Aim of the task
Reproduce every record below exactly as written, leaving out any pictures.

Provided data
***
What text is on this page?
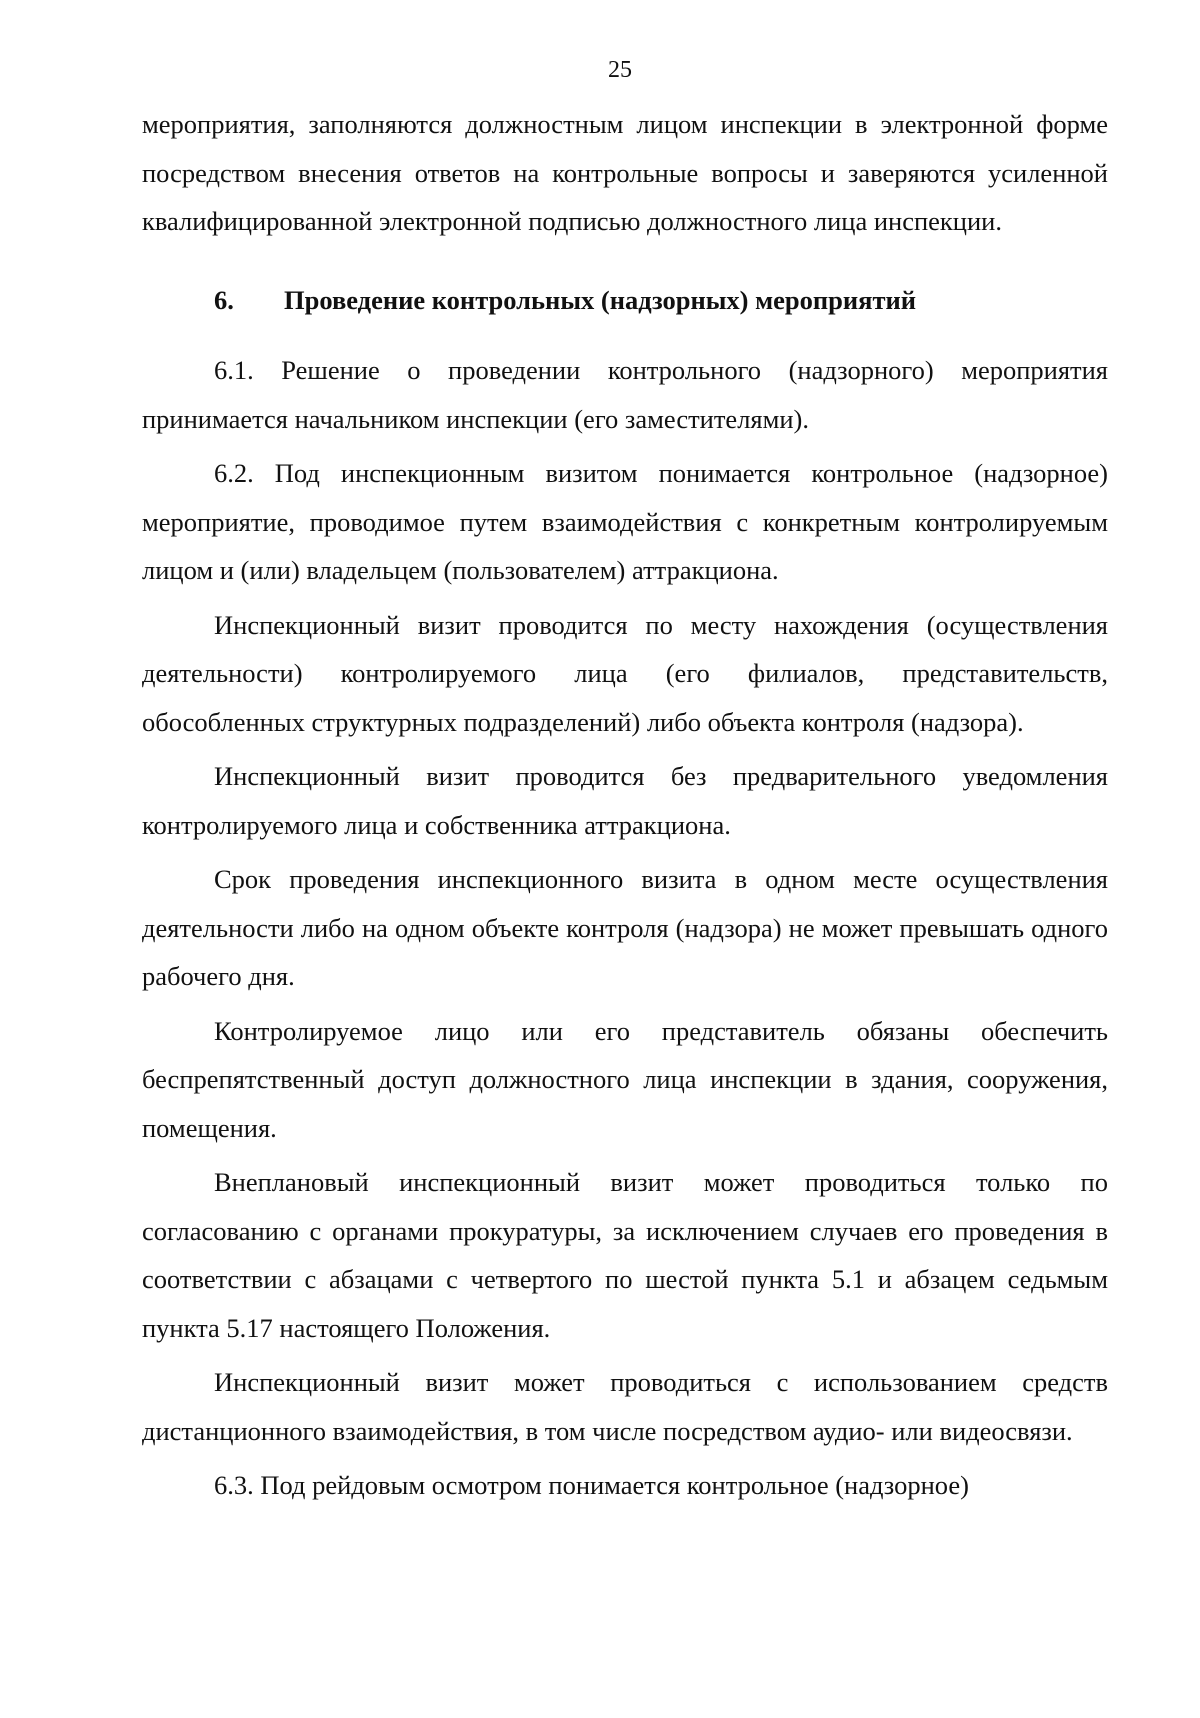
25

мероприятия, заполняются должностным лицом инспекции в электронной форме посредством внесения ответов на контрольные вопросы и заверяются усиленной квалифицированной электронной подписью должностного лица инспекции.

6.	Проведение контрольных (надзорных) мероприятий

6.1. Решение о проведении контрольного (надзорного) мероприятия принимается начальником инспекции (его заместителями).

6.2. Под инспекционным визитом понимается контрольное (надзорное) мероприятие, проводимое путем взаимодействия с конкретным контролируемым лицом и (или) владельцем (пользователем) аттракциона.

Инспекционный визит проводится по месту нахождения (осуществления деятельности) контролируемого лица (его филиалов, представительств, обособленных структурных подразделений) либо объекта контроля (надзора).

Инспекционный визит проводится без предварительного уведомления контролируемого лица и собственника аттракциона.

Срок проведения инспекционного визита в одном месте осуществления деятельности либо на одном объекте контроля (надзора) не может превышать одного рабочего дня.

Контролируемое лицо или его представитель обязаны обеспечить беспрепятственный доступ должностного лица инспекции в здания, сооружения, помещения.

Внеплановый инспекционный визит может проводиться только по согласованию с органами прокуратуры, за исключением случаев его проведения в соответствии с абзацами с четвертого по шестой пункта 5.1 и абзацем седьмым пункта 5.17 настоящего Положения.

Инспекционный визит может проводиться с использованием средств дистанционного взаимодействия, в том числе посредством аудио- или видеосвязи.

6.3. Под рейдовым осмотром понимается контрольное (надзорное)
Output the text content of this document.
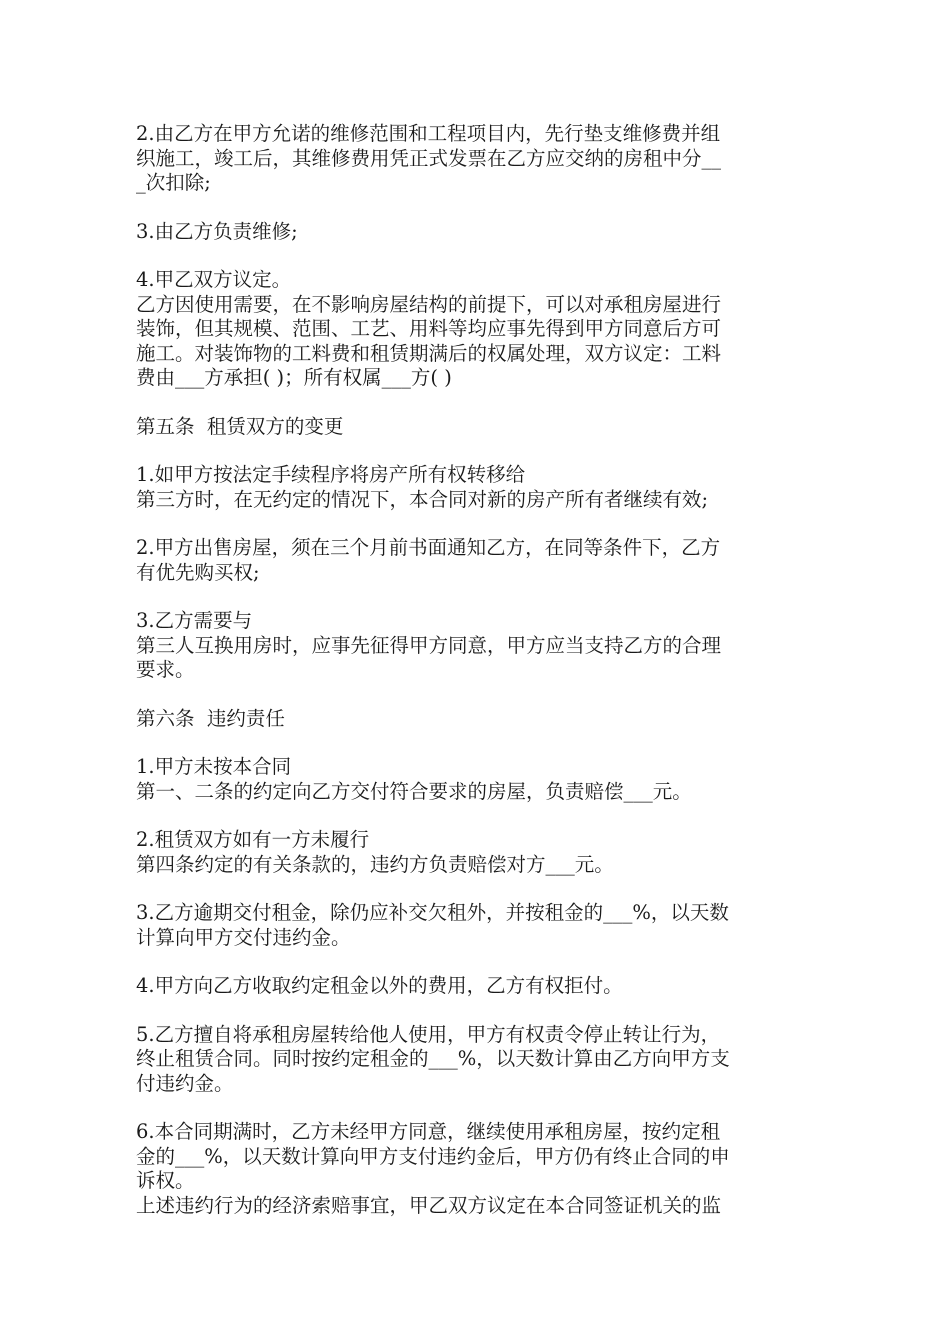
2.由乙方在甲方允诺的维修范围和工程项目内，先行垫支维修费并组
织施工，竣工后，其维修费用凭正式发票在乙方应交纳的房租中分__
_次扣除;
3.由乙方负责维修;
4.甲乙双方议定。
乙方因使用需要，在不影响房屋结构的前提下，可以对承租房屋进行
装饰，但其规模、范围、工艺、用料等均应事先得到甲方同意后方可
施工。对装饰物的工料费和租赁期满后的权属处理，双方议定：工料
费由___方承担( )；所有权属___方( )
第五条  租赁双方的变更
1.如甲方按法定手续程序将房产所有权转移给
第三方时，在无约定的情况下，本合同对新的房产所有者继续有效;
2.甲方出售房屋，须在三个月前书面通知乙方，在同等条件下，乙方
有优先购买权;
3.乙方需要与
第三人互换用房时，应事先征得甲方同意，甲方应当支持乙方的合理
要求。
第六条  违约责任
1.甲方未按本合同
第一、二条的约定向乙方交付符合要求的房屋，负责赔偿___元。
2.租赁双方如有一方未履行
第四条约定的有关条款的，违约方负责赔偿对方___元。
3.乙方逾期交付租金，除仍应补交欠租外，并按租金的___%，以天数
计算向甲方交付违约金。
4.甲方向乙方收取约定租金以外的费用，乙方有权拒付。
5.乙方擅自将承租房屋转给他人使用，甲方有权责令停止转让行为，
终止租赁合同。同时按约定租金的___%，以天数计算由乙方向甲方支
付违约金。
6.本合同期满时，乙方未经甲方同意，继续使用承租房屋，按约定租
金的___%，以天数计算向甲方支付违约金后，甲方仍有终止合同的申
诉权。
上述违约行为的经济索赔事宜，甲乙双方议定在本合同签证机关的监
***
Solution to this problem
What text is on this page?
25

мероприятия, заполняются должностным лицом инспекции в электронной форме посредством внесения ответов на контрольные вопросы и заверяются усиленной квалифицированной электронной подписью должностного лица инспекции.

6.	Проведение контрольных (надзорных) мероприятий

6.1. Решение о проведении контрольного (надзорного) мероприятия принимается начальником инспекции (его заместителями).

6.2. Под инспекционным визитом понимается контрольное (надзорное) мероприятие, проводимое путем взаимодействия с конкретным контролируемым лицом и (или) владельцем (пользователем) аттракциона.

Инспекционный визит проводится по месту нахождения (осуществления деятельности) контролируемого лица (его филиалов, представительств, обособленных структурных подразделений) либо объекта контроля (надзора).

Инспекционный визит проводится без предварительного уведомления контролируемого лица и собственника аттракциона.

Срок проведения инспекционного визита в одном месте осуществления деятельности либо на одном объекте контроля (надзора) не может превышать одного рабочего дня.

Контролируемое лицо или его представитель обязаны обеспечить беспрепятственный доступ должностного лица инспекции в здания, сооружения, помещения.

Внеплановый инспекционный визит может проводиться только по согласованию с органами прокуратуры, за исключением случаев его проведения в соответствии с абзацами с четвертого по шестой пункта 5.1 и абзацем седьмым пункта 5.17 настоящего Положения.

Инспекционный визит может проводиться с использованием средств дистанционного взаимодействия, в том числе посредством аудио- или видеосвязи.

6.3. Под рейдовым осмотром понимается контрольное (надзорное)
Output the text content of this document.
2.由乙方在甲方允诺的维修范围和工程项目内，先行垫支维修费并组
织施工，竣工后，其维修费用凭正式发票在乙方应交纳的房租中分__
_次扣除;
3.由乙方负责维修;
4.甲乙双方议定。
乙方因使用需要，在不影响房屋结构的前提下，可以对承租房屋进行
装饰，但其规模、范围、工艺、用料等均应事先得到甲方同意后方可
施工。对装饰物的工料费和租赁期满后的权属处理，双方议定：工料
费由___方承担( )；所有权属___方( )
第五条  租赁双方的变更
1.如甲方按法定手续程序将房产所有权转移给
第三方时，在无约定的情况下，本合同对新的房产所有者继续有效;
2.甲方出售房屋，须在三个月前书面通知乙方，在同等条件下，乙方
有优先购买权;
3.乙方需要与
第三人互换用房时，应事先征得甲方同意，甲方应当支持乙方的合理
要求。
第六条  违约责任
1.甲方未按本合同
第一、二条的约定向乙方交付符合要求的房屋，负责赔偿___元。
2.租赁双方如有一方未履行
第四条约定的有关条款的，违约方负责赔偿对方___元。
3.乙方逾期交付租金，除仍应补交欠租外，并按租金的___%，以天数
计算向甲方交付违约金。
4.甲方向乙方收取约定租金以外的费用，乙方有权拒付。
5.乙方擅自将承租房屋转给他人使用，甲方有权责令停止转让行为，
终止租赁合同。同时按约定租金的___%，以天数计算由乙方向甲方支
付违约金。
6.本合同期满时，乙方未经甲方同意，继续使用承租房屋，按约定租
金的___%，以天数计算向甲方支付违约金后，甲方仍有终止合同的申
诉权。
上述违约行为的经济索赔事宜，甲乙双方议定在本合同签证机关的监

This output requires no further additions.